**Problem**
Quote the whole listing word for word, please.

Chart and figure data
• • •

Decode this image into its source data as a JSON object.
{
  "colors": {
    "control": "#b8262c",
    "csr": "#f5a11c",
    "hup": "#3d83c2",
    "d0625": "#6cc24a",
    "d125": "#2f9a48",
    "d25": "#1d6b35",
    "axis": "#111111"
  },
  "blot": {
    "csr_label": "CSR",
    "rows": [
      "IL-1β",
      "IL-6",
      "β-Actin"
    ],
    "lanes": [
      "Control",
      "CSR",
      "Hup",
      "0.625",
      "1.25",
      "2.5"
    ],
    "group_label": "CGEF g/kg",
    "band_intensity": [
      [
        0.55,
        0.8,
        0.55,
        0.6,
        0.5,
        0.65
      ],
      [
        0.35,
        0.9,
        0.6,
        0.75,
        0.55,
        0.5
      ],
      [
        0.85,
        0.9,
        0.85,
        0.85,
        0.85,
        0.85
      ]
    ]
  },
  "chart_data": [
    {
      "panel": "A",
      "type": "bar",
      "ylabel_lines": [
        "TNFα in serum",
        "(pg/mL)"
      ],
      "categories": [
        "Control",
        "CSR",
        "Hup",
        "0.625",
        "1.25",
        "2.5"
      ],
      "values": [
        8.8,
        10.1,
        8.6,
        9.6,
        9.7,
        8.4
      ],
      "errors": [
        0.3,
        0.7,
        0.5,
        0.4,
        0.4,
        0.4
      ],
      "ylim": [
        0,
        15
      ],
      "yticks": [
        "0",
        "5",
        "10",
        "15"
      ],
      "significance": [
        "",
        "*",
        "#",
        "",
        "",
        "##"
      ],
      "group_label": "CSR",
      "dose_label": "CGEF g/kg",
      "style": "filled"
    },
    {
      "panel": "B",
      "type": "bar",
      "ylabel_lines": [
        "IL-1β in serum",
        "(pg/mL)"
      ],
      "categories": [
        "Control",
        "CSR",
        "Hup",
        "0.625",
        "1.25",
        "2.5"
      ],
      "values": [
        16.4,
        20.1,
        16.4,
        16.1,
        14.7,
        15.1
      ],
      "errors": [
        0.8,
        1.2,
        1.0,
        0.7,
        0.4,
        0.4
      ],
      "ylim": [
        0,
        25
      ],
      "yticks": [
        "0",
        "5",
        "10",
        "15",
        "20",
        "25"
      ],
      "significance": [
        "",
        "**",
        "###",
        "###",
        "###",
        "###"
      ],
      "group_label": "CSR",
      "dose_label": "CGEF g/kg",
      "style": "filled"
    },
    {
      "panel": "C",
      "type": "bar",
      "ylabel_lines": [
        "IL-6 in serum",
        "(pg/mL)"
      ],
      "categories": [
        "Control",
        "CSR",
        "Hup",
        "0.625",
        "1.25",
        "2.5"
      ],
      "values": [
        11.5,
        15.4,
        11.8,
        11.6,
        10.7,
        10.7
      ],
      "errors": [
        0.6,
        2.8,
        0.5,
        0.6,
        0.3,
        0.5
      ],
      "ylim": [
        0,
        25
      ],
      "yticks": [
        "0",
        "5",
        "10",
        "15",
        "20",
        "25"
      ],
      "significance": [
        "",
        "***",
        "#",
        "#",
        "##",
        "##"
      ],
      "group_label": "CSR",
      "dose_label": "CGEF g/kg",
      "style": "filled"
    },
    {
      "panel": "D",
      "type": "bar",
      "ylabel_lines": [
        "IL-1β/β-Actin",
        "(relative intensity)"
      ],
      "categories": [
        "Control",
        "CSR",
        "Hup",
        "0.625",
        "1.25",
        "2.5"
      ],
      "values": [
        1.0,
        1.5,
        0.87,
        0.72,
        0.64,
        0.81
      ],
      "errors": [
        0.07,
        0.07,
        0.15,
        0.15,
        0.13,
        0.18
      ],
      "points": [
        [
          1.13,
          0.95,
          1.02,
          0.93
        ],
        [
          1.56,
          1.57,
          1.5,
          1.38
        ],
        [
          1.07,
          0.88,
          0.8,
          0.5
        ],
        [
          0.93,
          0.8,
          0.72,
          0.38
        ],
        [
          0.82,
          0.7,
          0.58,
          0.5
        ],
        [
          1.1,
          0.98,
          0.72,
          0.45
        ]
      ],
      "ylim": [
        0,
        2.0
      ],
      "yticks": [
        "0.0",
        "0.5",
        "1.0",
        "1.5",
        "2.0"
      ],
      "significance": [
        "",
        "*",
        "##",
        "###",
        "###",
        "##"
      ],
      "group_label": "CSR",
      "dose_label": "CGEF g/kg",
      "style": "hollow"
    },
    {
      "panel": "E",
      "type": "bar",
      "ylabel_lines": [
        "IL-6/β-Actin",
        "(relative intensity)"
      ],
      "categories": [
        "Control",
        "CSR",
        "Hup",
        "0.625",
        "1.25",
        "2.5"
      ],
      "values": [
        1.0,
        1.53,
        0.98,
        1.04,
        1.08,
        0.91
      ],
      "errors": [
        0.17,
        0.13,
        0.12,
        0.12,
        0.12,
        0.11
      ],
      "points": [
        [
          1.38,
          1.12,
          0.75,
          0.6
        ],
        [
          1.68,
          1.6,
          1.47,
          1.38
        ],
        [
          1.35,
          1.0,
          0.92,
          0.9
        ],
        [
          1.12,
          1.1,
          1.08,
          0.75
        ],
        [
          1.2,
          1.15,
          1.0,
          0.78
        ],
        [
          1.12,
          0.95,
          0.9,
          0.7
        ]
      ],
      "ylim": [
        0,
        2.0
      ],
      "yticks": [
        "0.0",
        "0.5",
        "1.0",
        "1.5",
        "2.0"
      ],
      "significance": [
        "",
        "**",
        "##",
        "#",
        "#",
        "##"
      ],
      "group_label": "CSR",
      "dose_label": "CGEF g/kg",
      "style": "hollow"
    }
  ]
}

• • •

**The answer**
Decode this image into its source data as a JSON object.
{
  "colors": {
    "control": "#b8262c",
    "csr": "#f5a11c",
    "hup": "#3d83c2",
    "d0625": "#6cc24a",
    "d125": "#2f9a48",
    "d25": "#1d6b35",
    "axis": "#111111"
  },
  "blot": {
    "csr_label": "CSR",
    "rows": [
      "IL-1β",
      "IL-6",
      "β-Actin"
    ],
    "lanes": [
      "Control",
      "CSR",
      "Hup",
      "0.625",
      "1.25",
      "2.5"
    ],
    "group_label": "CGEF g/kg",
    "band_intensity": [
      [
        0.55,
        0.8,
        0.55,
        0.6,
        0.5,
        0.65
      ],
      [
        0.35,
        0.9,
        0.6,
        0.75,
        0.55,
        0.5
      ],
      [
        0.85,
        0.9,
        0.85,
        0.85,
        0.85,
        0.85
      ]
    ]
  },
  "chart_data": [
    {
      "panel": "A",
      "type": "bar",
      "ylabel_lines": [
        "TNFα in serum",
        "(pg/mL)"
      ],
      "categories": [
        "Control",
        "CSR",
        "Hup",
        "0.625",
        "1.25",
        "2.5"
      ],
      "values": [
        8.8,
        10.1,
        8.6,
        9.6,
        9.7,
        8.4
      ],
      "errors": [
        0.3,
        0.7,
        0.5,
        0.4,
        0.4,
        0.4
      ],
      "ylim": [
        0,
        15
      ],
      "yticks": [
        "0",
        "5",
        "10",
        "15"
      ],
      "significance": [
        "",
        "*",
        "#",
        "",
        "",
        "##"
      ],
      "group_label": "CSR",
      "dose_label": "CGEF g/kg",
      "style": "filled"
    },
    {
      "panel": "B",
      "type": "bar",
      "ylabel_lines": [
        "IL-1β in serum",
        "(pg/mL)"
      ],
      "categories": [
        "Control",
        "CSR",
        "Hup",
        "0.625",
        "1.25",
        "2.5"
      ],
      "values": [
        16.4,
        20.1,
        16.4,
        16.1,
        14.7,
        15.1
      ],
      "errors": [
        0.8,
        1.2,
        1.0,
        0.7,
        0.4,
        0.4
      ],
      "ylim": [
        0,
        25
      ],
      "yticks": [
        "0",
        "5",
        "10",
        "15",
        "20",
        "25"
      ],
      "significance": [
        "",
        "**",
        "###",
        "###",
        "###",
        "###"
      ],
      "group_label": "CSR",
      "dose_label": "CGEF g/kg",
      "style": "filled"
    },
    {
      "panel": "C",
      "type": "bar",
      "ylabel_lines": [
        "IL-6 in serum",
        "(pg/mL)"
      ],
      "categories": [
        "Control",
        "CSR",
        "Hup",
        "0.625",
        "1.25",
        "2.5"
      ],
      "values": [
        11.5,
        15.4,
        11.8,
        11.6,
        10.7,
        10.7
      ],
      "errors": [
        0.6,
        2.8,
        0.5,
        0.6,
        0.3,
        0.5
      ],
      "ylim": [
        0,
        25
      ],
      "yticks": [
        "0",
        "5",
        "10",
        "15",
        "20",
        "25"
      ],
      "significance": [
        "",
        "***",
        "#",
        "#",
        "##",
        "##"
      ],
      "group_label": "CSR",
      "dose_label": "CGEF g/kg",
      "style": "filled"
    },
    {
      "panel": "D",
      "type": "bar",
      "ylabel_lines": [
        "IL-1β/β-Actin",
        "(relative intensity)"
      ],
      "categories": [
        "Control",
        "CSR",
        "Hup",
        "0.625",
        "1.25",
        "2.5"
      ],
      "values": [
        1.0,
        1.5,
        0.87,
        0.72,
        0.64,
        0.81
      ],
      "errors": [
        0.07,
        0.07,
        0.15,
        0.15,
        0.13,
        0.18
      ],
      "points": [
        [
          1.13,
          0.95,
          1.02,
          0.93
        ],
        [
          1.56,
          1.57,
          1.5,
          1.38
        ],
        [
          1.07,
          0.88,
          0.8,
          0.5
        ],
        [
          0.93,
          0.8,
          0.72,
          0.38
        ],
        [
          0.82,
          0.7,
          0.58,
          0.5
        ],
        [
          1.1,
          0.98,
          0.72,
          0.45
        ]
      ],
      "ylim": [
        0,
        2.0
      ],
      "yticks": [
        "0.0",
        "0.5",
        "1.0",
        "1.5",
        "2.0"
      ],
      "significance": [
        "",
        "*",
        "##",
        "###",
        "###",
        "##"
      ],
      "group_label": "CSR",
      "dose_label": "CGEF g/kg",
      "style": "hollow"
    },
    {
      "panel": "E",
      "type": "bar",
      "ylabel_lines": [
        "IL-6/β-Actin",
        "(relative intensity)"
      ],
      "categories": [
        "Control",
        "CSR",
        "Hup",
        "0.625",
        "1.25",
        "2.5"
      ],
      "values": [
        1.0,
        1.53,
        0.98,
        1.04,
        1.08,
        0.91
      ],
      "errors": [
        0.17,
        0.13,
        0.12,
        0.12,
        0.12,
        0.11
      ],
      "points": [
        [
          1.38,
          1.12,
          0.75,
          0.6
        ],
        [
          1.68,
          1.6,
          1.47,
          1.38
        ],
        [
          1.35,
          1.0,
          0.92,
          0.9
        ],
        [
          1.12,
          1.1,
          1.08,
          0.75
        ],
        [
          1.2,
          1.15,
          1.0,
          0.78
        ],
        [
          1.12,
          0.95,
          0.9,
          0.7
        ]
      ],
      "ylim": [
        0,
        2.0
      ],
      "yticks": [
        "0.0",
        "0.5",
        "1.0",
        "1.5",
        "2.0"
      ],
      "significance": [
        "",
        "**",
        "##",
        "#",
        "#",
        "##"
      ],
      "group_label": "CSR",
      "dose_label": "CGEF g/kg",
      "style": "hollow"
    }
  ]
}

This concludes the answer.